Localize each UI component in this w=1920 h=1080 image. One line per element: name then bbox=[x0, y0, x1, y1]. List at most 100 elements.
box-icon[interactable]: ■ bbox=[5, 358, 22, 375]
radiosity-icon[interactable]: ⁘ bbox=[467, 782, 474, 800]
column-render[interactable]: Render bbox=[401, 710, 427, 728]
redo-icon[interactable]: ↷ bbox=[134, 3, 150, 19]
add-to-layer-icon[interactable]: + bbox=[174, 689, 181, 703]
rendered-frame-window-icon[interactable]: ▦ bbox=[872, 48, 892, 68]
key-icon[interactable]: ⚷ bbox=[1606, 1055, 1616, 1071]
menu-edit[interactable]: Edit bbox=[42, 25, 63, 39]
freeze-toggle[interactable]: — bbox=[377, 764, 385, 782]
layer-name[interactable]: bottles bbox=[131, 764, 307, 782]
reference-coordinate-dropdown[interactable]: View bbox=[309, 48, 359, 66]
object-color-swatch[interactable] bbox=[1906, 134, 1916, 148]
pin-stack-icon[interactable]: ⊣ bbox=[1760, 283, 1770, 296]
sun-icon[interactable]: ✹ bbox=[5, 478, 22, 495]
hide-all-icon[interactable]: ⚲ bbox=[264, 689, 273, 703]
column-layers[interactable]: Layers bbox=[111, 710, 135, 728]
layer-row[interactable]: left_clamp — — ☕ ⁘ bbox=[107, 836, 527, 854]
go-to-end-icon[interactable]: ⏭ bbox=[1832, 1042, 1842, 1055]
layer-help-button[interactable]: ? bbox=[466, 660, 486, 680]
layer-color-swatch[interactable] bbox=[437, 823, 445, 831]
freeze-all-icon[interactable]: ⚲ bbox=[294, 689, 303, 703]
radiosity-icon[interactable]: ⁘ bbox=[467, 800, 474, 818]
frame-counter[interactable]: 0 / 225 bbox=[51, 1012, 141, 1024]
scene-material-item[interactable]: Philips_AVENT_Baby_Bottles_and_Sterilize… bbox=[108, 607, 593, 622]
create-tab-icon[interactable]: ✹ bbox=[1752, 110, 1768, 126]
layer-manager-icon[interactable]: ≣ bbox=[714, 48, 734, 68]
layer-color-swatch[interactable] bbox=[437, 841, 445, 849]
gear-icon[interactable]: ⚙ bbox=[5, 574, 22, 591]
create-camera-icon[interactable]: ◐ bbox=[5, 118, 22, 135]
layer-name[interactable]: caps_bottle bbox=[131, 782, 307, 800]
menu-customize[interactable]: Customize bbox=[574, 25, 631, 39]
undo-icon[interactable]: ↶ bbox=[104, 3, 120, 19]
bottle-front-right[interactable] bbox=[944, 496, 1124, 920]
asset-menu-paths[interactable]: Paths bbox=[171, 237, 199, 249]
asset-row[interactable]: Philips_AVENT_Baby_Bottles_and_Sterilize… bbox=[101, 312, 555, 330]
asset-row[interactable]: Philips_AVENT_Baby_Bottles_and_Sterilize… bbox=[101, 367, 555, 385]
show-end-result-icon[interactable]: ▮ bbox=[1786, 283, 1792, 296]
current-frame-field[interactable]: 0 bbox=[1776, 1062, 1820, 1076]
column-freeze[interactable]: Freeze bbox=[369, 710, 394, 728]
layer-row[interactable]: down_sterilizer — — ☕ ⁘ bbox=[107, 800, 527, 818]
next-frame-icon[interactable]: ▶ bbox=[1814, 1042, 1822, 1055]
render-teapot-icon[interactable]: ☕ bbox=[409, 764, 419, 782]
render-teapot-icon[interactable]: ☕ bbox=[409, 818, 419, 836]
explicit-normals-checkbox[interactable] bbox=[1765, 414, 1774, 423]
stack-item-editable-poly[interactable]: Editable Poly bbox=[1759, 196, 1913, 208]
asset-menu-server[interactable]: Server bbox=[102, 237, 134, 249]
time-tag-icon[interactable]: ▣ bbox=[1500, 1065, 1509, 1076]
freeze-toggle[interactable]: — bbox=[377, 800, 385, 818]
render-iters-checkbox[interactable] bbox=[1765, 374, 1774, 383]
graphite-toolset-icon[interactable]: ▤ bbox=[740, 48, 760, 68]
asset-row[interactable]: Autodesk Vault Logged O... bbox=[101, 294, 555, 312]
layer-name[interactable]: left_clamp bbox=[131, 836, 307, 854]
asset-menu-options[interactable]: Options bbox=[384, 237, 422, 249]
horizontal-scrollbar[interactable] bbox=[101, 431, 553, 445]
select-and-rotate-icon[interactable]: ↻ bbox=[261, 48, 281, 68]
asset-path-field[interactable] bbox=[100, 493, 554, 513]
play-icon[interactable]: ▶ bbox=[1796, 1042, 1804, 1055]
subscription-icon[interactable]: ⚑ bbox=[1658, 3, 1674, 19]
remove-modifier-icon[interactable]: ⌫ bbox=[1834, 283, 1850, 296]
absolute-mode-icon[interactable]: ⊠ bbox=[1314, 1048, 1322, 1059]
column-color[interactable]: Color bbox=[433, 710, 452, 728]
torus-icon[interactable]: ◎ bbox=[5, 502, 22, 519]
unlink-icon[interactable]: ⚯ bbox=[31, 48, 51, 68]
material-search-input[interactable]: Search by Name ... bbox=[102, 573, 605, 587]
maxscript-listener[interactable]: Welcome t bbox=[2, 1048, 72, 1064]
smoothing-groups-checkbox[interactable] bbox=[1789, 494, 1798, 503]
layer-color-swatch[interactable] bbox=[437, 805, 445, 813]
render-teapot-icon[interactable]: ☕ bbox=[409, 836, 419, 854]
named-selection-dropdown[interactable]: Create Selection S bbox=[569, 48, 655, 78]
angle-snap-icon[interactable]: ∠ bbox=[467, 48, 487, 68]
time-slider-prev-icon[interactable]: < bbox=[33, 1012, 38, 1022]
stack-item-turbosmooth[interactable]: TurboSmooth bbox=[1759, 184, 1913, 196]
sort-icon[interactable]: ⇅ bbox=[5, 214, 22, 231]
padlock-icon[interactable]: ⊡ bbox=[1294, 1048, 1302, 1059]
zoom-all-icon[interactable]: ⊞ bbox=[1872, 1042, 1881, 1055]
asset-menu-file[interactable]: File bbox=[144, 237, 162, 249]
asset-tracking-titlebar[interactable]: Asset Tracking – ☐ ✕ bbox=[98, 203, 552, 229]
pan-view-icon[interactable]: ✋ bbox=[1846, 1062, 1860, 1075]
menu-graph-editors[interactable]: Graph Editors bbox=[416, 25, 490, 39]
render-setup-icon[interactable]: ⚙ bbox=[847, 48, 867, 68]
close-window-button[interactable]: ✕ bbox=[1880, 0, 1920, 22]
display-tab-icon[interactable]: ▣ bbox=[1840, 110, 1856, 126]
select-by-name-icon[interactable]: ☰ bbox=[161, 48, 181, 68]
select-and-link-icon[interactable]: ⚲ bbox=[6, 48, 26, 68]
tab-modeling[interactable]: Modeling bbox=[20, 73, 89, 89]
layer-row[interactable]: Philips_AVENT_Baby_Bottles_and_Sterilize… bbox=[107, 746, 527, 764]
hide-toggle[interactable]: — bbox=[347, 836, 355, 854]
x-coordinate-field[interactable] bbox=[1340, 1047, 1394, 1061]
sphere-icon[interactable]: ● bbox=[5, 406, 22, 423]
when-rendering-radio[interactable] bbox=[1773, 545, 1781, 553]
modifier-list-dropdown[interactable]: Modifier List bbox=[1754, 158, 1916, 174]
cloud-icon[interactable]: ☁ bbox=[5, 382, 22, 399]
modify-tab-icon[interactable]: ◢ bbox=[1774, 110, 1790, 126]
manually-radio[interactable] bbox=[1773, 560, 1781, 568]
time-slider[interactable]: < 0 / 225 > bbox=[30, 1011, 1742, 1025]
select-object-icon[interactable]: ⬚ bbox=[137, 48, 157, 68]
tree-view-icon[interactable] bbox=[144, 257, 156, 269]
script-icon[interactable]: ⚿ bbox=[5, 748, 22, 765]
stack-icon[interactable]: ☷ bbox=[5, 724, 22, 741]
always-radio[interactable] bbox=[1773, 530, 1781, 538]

* * * * *

§ TASK DESCRIPTION:
Repeat the entries above word for word, beginning at the start of the entries and stopping after the line that contains "48, 359, 66]".

§ WRITTEN SOLUTION:
Localize each UI component in this w=1920 h=1080 image. One line per element: name then bbox=[x0, y0, x1, y1]. List at most 100 elements.
box-icon[interactable]: ■ bbox=[5, 358, 22, 375]
radiosity-icon[interactable]: ⁘ bbox=[467, 782, 474, 800]
column-render[interactable]: Render bbox=[401, 710, 427, 728]
redo-icon[interactable]: ↷ bbox=[134, 3, 150, 19]
add-to-layer-icon[interactable]: + bbox=[174, 689, 181, 703]
rendered-frame-window-icon[interactable]: ▦ bbox=[872, 48, 892, 68]
key-icon[interactable]: ⚷ bbox=[1606, 1055, 1616, 1071]
menu-edit[interactable]: Edit bbox=[42, 25, 63, 39]
freeze-toggle[interactable]: — bbox=[377, 764, 385, 782]
layer-name[interactable]: bottles bbox=[131, 764, 307, 782]
reference-coordinate-dropdown[interactable]: View bbox=[309, 48, 359, 66]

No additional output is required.